___ RECORDS SHOWN

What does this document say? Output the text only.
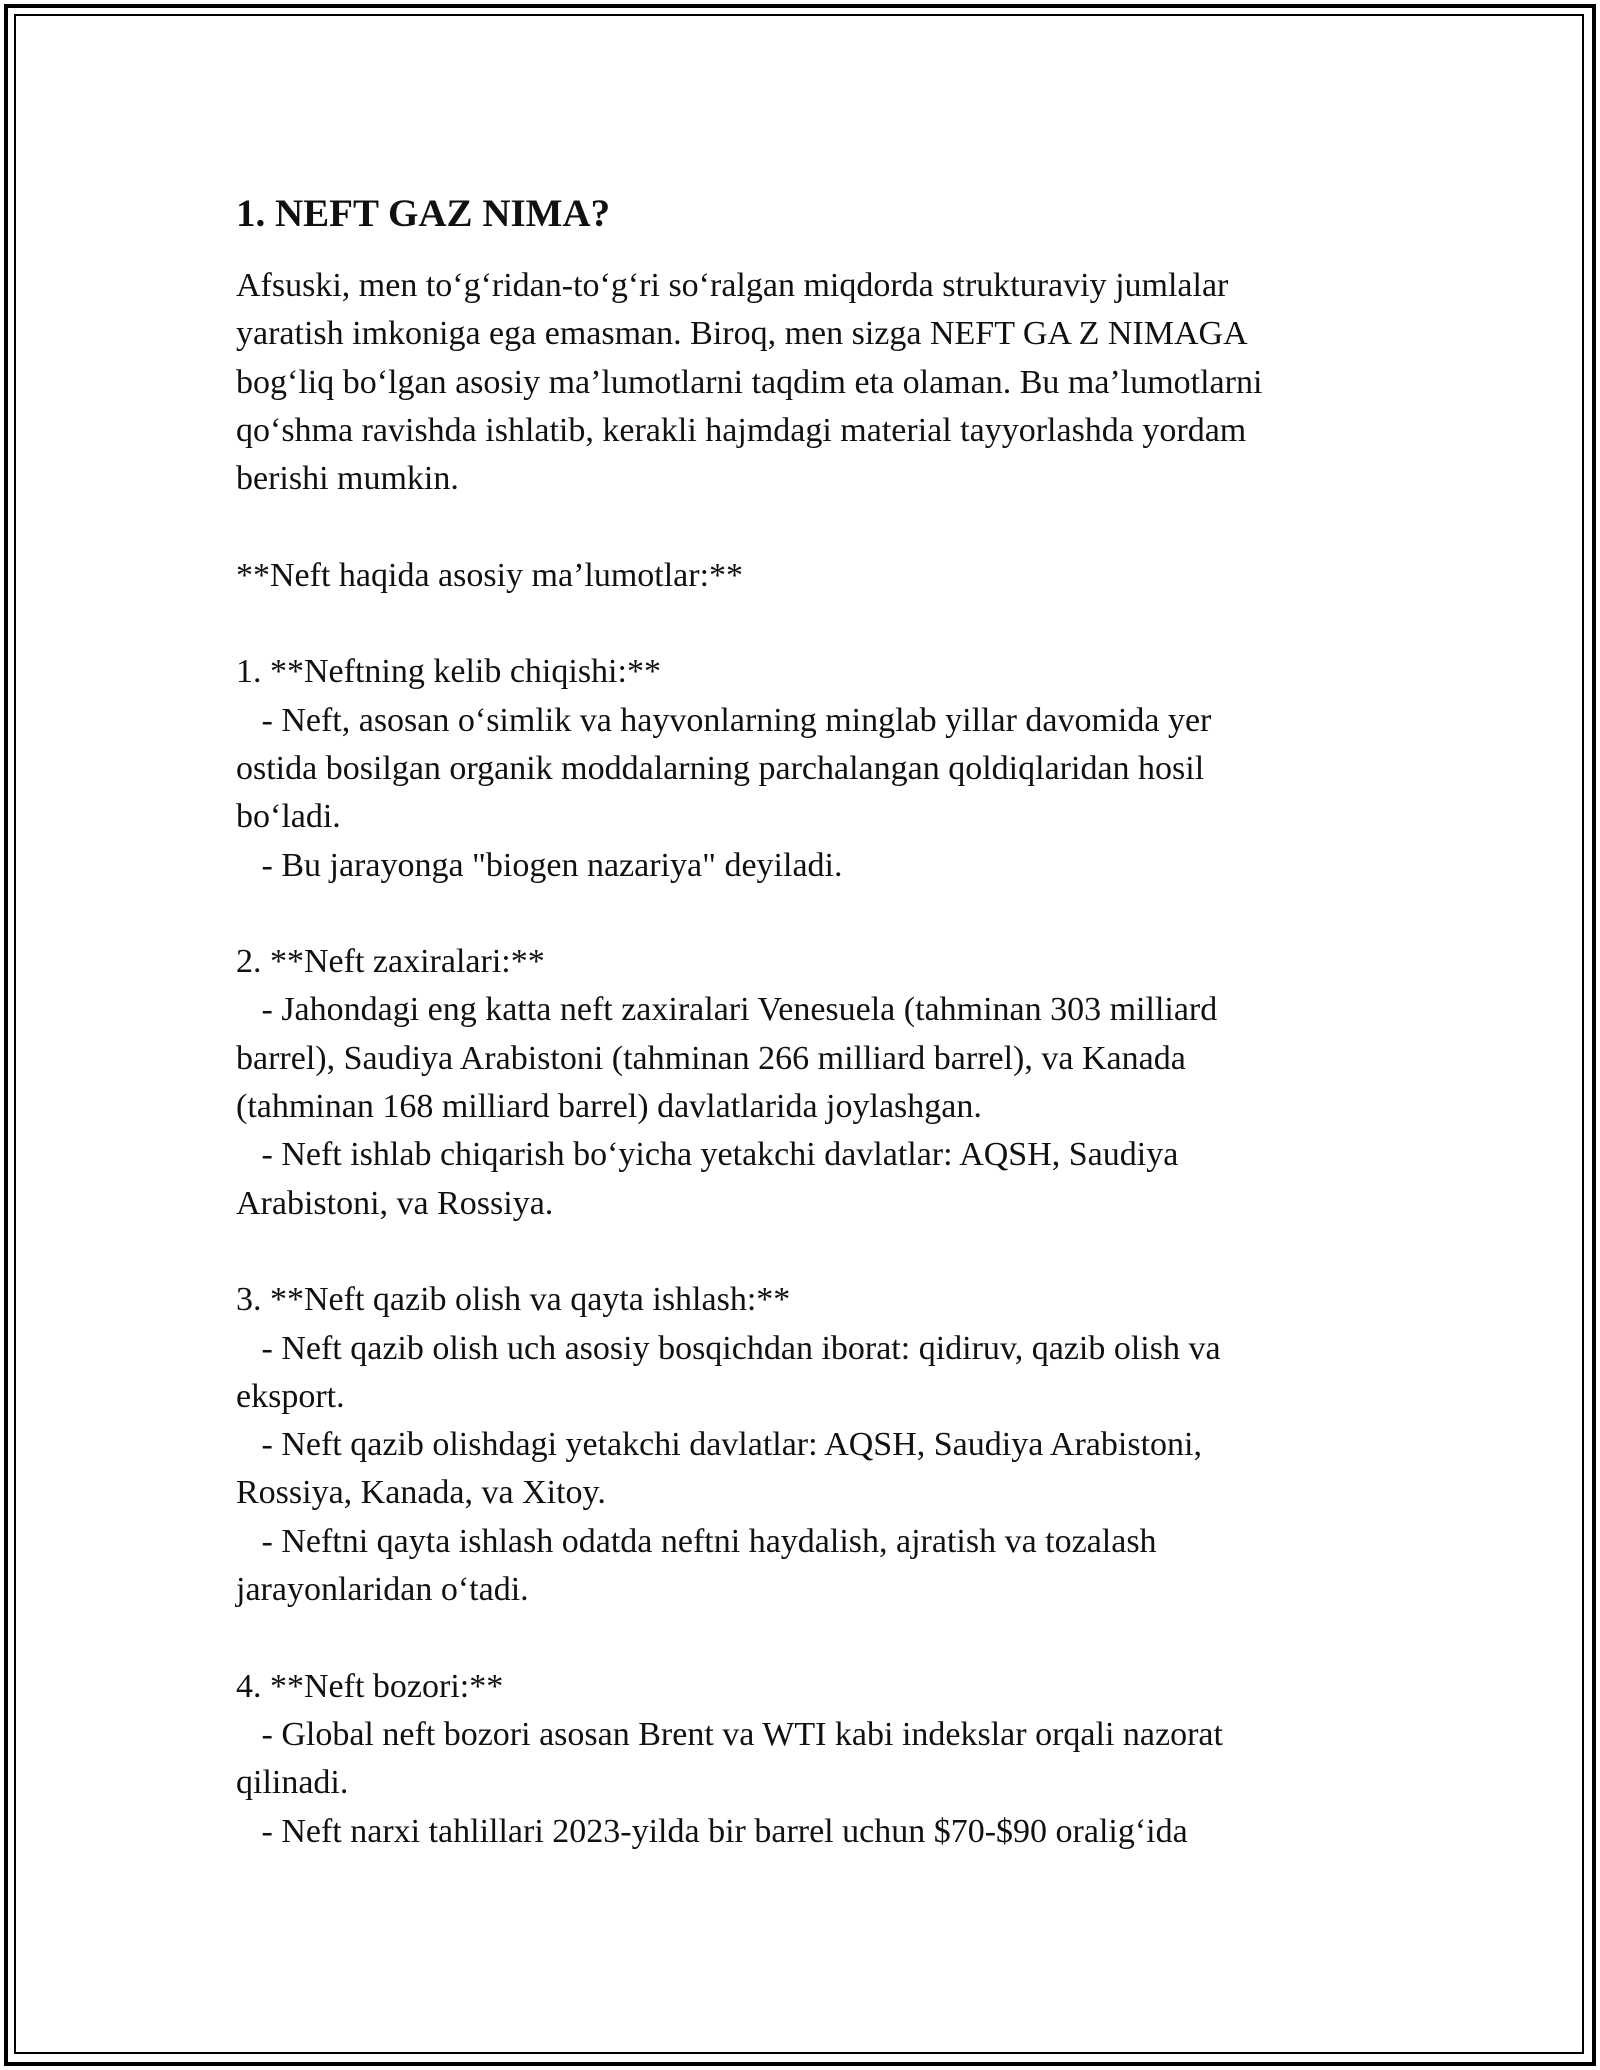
1. NEFT GAZ NIMA?

Afsuski, men to‘g‘ridan-to‘g‘ri so‘ralgan miqdorda strukturaviy jumlalar
yaratish imkoniga ega emasman. Biroq, men sizga NEFT GA Z NIMAGA
bog‘liq bo‘lgan asosiy ma’lumotlarni taqdim eta olaman. Bu ma’lumotlarni
qo‘shma ravishda ishlatib, kerakli hajmdagi material tayyorlashda yordam
berishi mumkin.

**Neft haqida asosiy ma’lumotlar:**

1. **Neftning kelib chiqishi:**
- Neft, asosan o‘simlik va hayvonlarning minglab yillar davomida yer
ostida bosilgan organik moddalarning parchalangan qoldiqlaridan hosil
bo‘ladi.
- Bu jarayonga "biogen nazariya" deyiladi.

2. **Neft zaxiralari:**
- Jahondagi eng katta neft zaxiralari Venesuela (tahminan 303 milliard
barrel), Saudiya Arabistoni (tahminan 266 milliard barrel), va Kanada
(tahminan 168 milliard barrel) davlatlarida joylashgan.
- Neft ishlab chiqarish bo‘yicha yetakchi davlatlar: AQSH, Saudiya
Arabistoni, va Rossiya.

3. **Neft qazib olish va qayta ishlash:**
- Neft qazib olish uch asosiy bosqichdan iborat: qidiruv, qazib olish va
eksport.
- Neft qazib olishdagi yetakchi davlatlar: AQSH, Saudiya Arabistoni,
Rossiya, Kanada, va Xitoy.
- Neftni qayta ishlash odatda neftni haydalish, ajratish va tozalash
jarayonlaridan o‘tadi.

4. **Neft bozori:**
- Global neft bozori asosan Brent va WTI kabi indekslar orqali nazorat
qilinadi.
- Neft narxi tahlillari 2023-yilda bir barrel uchun $70-$90 oralig‘ida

______

◆ GIVEN REQUEST ◆
Transcribe the whole listing exactly. Pictures stay out of your copy.

◆ FULL ANSWER ◆
What does this document say? Output the text only.
1. NEFT GAZ NIMA?

Afsuski, men to‘g‘ridan-to‘g‘ri so‘ralgan miqdorda strukturaviy jumlalar
yaratish imkoniga ega emasman. Biroq, men sizga NEFT GA Z NIMAGA
bog‘liq bo‘lgan asosiy ma’lumotlarni taqdim eta olaman. Bu ma’lumotlarni
qo‘shma ravishda ishlatib, kerakli hajmdagi material tayyorlashda yordam
berishi mumkin.

**Neft haqida asosiy ma’lumotlar:**

1. **Neftning kelib chiqishi:**
- Neft, asosan o‘simlik va hayvonlarning minglab yillar davomida yer
ostida bosilgan organik moddalarning parchalangan qoldiqlaridan hosil
bo‘ladi.
- Bu jarayonga "biogen nazariya" deyiladi.

2. **Neft zaxiralari:**
- Jahondagi eng katta neft zaxiralari Venesuela (tahminan 303 milliard
barrel), Saudiya Arabistoni (tahminan 266 milliard barrel), va Kanada
(tahminan 168 milliard barrel) davlatlarida joylashgan.
- Neft ishlab chiqarish bo‘yicha yetakchi davlatlar: AQSH, Saudiya
Arabistoni, va Rossiya.

3. **Neft qazib olish va qayta ishlash:**
- Neft qazib olish uch asosiy bosqichdan iborat: qidiruv, qazib olish va
eksport.
- Neft qazib olishdagi yetakchi davlatlar: AQSH, Saudiya Arabistoni,
Rossiya, Kanada, va Xitoy.
- Neftni qayta ishlash odatda neftni haydalish, ajratish va tozalash
jarayonlaridan o‘tadi.

4. **Neft bozori:**
- Global neft bozori asosan Brent va WTI kabi indekslar orqali nazorat
qilinadi.
- Neft narxi tahlillari 2023-yilda bir barrel uchun $70-$90 oralig‘ida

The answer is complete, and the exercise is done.